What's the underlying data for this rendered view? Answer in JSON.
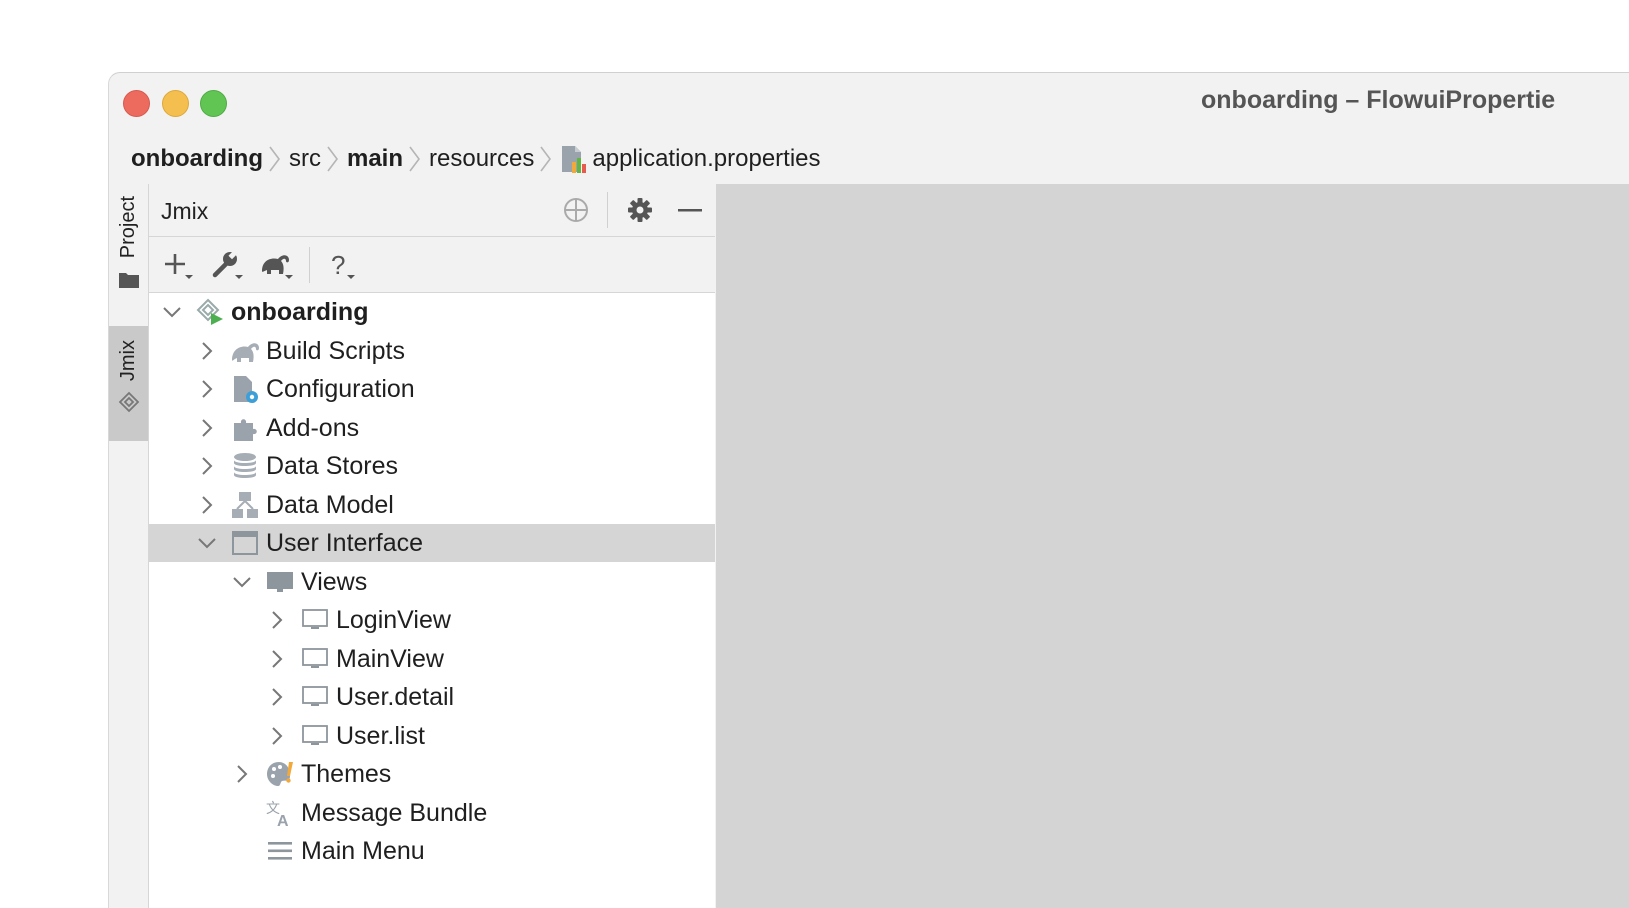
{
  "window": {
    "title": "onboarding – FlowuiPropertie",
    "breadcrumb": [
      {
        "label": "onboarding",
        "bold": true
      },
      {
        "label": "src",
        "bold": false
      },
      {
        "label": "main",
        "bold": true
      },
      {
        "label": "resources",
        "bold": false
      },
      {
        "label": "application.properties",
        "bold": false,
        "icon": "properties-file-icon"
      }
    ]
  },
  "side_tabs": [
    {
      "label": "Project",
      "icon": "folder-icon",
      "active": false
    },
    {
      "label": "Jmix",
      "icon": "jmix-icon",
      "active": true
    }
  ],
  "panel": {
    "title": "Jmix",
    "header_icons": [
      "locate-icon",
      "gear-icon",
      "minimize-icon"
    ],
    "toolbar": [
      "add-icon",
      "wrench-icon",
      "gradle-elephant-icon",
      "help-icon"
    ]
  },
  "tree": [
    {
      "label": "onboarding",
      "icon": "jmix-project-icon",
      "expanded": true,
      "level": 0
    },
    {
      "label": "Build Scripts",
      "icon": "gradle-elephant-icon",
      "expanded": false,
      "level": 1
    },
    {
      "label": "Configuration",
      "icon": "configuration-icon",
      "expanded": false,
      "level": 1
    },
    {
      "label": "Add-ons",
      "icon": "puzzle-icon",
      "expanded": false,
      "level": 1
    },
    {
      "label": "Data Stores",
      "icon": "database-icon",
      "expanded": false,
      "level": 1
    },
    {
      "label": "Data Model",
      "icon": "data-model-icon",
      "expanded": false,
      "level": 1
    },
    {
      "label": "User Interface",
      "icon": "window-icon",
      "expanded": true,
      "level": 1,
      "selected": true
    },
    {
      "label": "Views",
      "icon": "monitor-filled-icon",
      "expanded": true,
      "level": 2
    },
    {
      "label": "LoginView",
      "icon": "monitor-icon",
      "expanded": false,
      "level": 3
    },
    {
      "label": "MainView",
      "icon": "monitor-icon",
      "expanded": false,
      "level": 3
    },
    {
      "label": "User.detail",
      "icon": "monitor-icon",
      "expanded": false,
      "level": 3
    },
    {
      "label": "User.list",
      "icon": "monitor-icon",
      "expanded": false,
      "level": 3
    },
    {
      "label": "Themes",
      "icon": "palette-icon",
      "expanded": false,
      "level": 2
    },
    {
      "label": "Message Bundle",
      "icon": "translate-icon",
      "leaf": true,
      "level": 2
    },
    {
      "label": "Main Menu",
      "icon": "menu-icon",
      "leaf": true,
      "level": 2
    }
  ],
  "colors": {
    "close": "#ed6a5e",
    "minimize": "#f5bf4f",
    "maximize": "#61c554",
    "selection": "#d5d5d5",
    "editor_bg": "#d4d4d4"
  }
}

* Work instructions *
Output all of the entries verbatim, leaving out any images.

* Worked solution *
What's the underlying data for this rendered view? Answer in JSON.
{
  "window": {
    "title": "onboarding – FlowuiPropertie",
    "breadcrumb": [
      {
        "label": "onboarding",
        "bold": true
      },
      {
        "label": "src",
        "bold": false
      },
      {
        "label": "main",
        "bold": true
      },
      {
        "label": "resources",
        "bold": false
      },
      {
        "label": "application.properties",
        "bold": false,
        "icon": "properties-file-icon"
      }
    ]
  },
  "side_tabs": [
    {
      "label": "Project",
      "icon": "folder-icon",
      "active": false
    },
    {
      "label": "Jmix",
      "icon": "jmix-icon",
      "active": true
    }
  ],
  "panel": {
    "title": "Jmix",
    "header_icons": [
      "locate-icon",
      "gear-icon",
      "minimize-icon"
    ],
    "toolbar": [
      "add-icon",
      "wrench-icon",
      "gradle-elephant-icon",
      "help-icon"
    ]
  },
  "tree": [
    {
      "label": "onboarding",
      "icon": "jmix-project-icon",
      "expanded": true,
      "level": 0
    },
    {
      "label": "Build Scripts",
      "icon": "gradle-elephant-icon",
      "expanded": false,
      "level": 1
    },
    {
      "label": "Configuration",
      "icon": "configuration-icon",
      "expanded": false,
      "level": 1
    },
    {
      "label": "Add-ons",
      "icon": "puzzle-icon",
      "expanded": false,
      "level": 1
    },
    {
      "label": "Data Stores",
      "icon": "database-icon",
      "expanded": false,
      "level": 1
    },
    {
      "label": "Data Model",
      "icon": "data-model-icon",
      "expanded": false,
      "level": 1
    },
    {
      "label": "User Interface",
      "icon": "window-icon",
      "expanded": true,
      "level": 1,
      "selected": true
    },
    {
      "label": "Views",
      "icon": "monitor-filled-icon",
      "expanded": true,
      "level": 2
    },
    {
      "label": "LoginView",
      "icon": "monitor-icon",
      "expanded": false,
      "level": 3
    },
    {
      "label": "MainView",
      "icon": "monitor-icon",
      "expanded": false,
      "level": 3
    },
    {
      "label": "User.detail",
      "icon": "monitor-icon",
      "expanded": false,
      "level": 3
    },
    {
      "label": "User.list",
      "icon": "monitor-icon",
      "expanded": false,
      "level": 3
    },
    {
      "label": "Themes",
      "icon": "palette-icon",
      "expanded": false,
      "level": 2
    },
    {
      "label": "Message Bundle",
      "icon": "translate-icon",
      "leaf": true,
      "level": 2
    },
    {
      "label": "Main Menu",
      "icon": "menu-icon",
      "leaf": true,
      "level": 2
    }
  ],
  "colors": {
    "close": "#ed6a5e",
    "minimize": "#f5bf4f",
    "maximize": "#61c554",
    "selection": "#d5d5d5",
    "editor_bg": "#d4d4d4"
  }
}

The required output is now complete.